**Vorliegender Text**:
Schock für Woffinden: Wirbel und Schulter gebrochen

Von Manuel Wüst
Speedway-GP
Weltmeister Tai Woffinden (li.): Wettlauf gegen die Zeit

Weltmeister Tai Woffinden (li.): Wettlauf gegen die Zeit

Bereits im ersten Lauf war das Rennen der polnischen Ekstraliga zwischen Breslau und Lublin für Tai Woffinden beendet. Der dreifache Speedway-Weltmeister stürzte und musste ins Krankenhaus.

Tai Woffinden startete beim Ligarennen in Lublin im ersten Lauf vom inneren Startplatz. Nachdem der Russe Grigorij Laguta am Start zuckte, wurde dieser abgebrochen und wiederholt. Lublins Fahrer führten den Lauf an, als Woffinden in der Startkurve der zweiten Runde außen attackierte und sich neben Laguta setzte. Laguta touchierte ausgangs der Kurve das Hinterrad seines Teamkollegen Dawid Lampart, verlor kurz die Kontrolle und holte Woffinden, der von außen kam, vom Motorrad.

**Ausgangsdaten**:
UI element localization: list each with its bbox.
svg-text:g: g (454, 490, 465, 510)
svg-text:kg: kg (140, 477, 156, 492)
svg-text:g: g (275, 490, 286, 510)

**Arbeitsfragen**:
1. Fasse den Bericht über Tai Woffindens Sturz in zwei Sätzen zusammen.
2. Setze bitte den Bericht über Tai Woffindens Sturz im Anschluss an seinen letzten Satz fort.

**Ergebnisse je Aufgabe**:
1. Der dreifache Speedway-Weltmeister Tai Woffinden stürzte beim Ekstraliga-Rennen zwischen Breslau und Lublin schon im ersten Lauf, brach sich Wirbel und Schulter und musste ins Krankenhaus. Nach einem wiederholten Start touchierte Grigorij Laguta das Hinterrad seines Teamkollegen Dawid Lampart, verlor kurz die Kontrolle und holte den außen angreifenden Woffinden vom Motorrad.

2.
Woffinden knallte wenige Meter hinter dem Ende der Airfences auf die Bahn und in die Bande. Das Rennen war für den 28-Jährigen beendet, er begab sich zu weiteren Untersuchungen ins Krankenhaus. Dort wurden ein gebrochener Wirbel sowie ein Bruch am Schulterblatt und Verletzungen der Lunge festgestellt.

Für Woffinden beginnt nun ein Wettlauf mit der Zeit, denn bereits am 15. Juni wird in Prag der dritte Grand Prix ausgetragen. Woffinden liegt nach den ersten beiden Rennen bereits 13 Punkte hinter WM-Spitzenreiter Bartosz Zmarzlik. Sollten die Verletzungen den Briten zu einer Absage zwingen, würde die Titelverteidigung in weite Ferne rücken.

Bei einer Absage Woffindens kommt der Australische Meister Max Fricke zu seinem zweiten Einsatz im GP 2019. Er war mit Maciej Janowski und Maksym Drabik im Verlauf des Ligarennens in Lublin einer der Garanten, dass Breslau auch ohne Woffinden mit 48:42 Punkten gewann.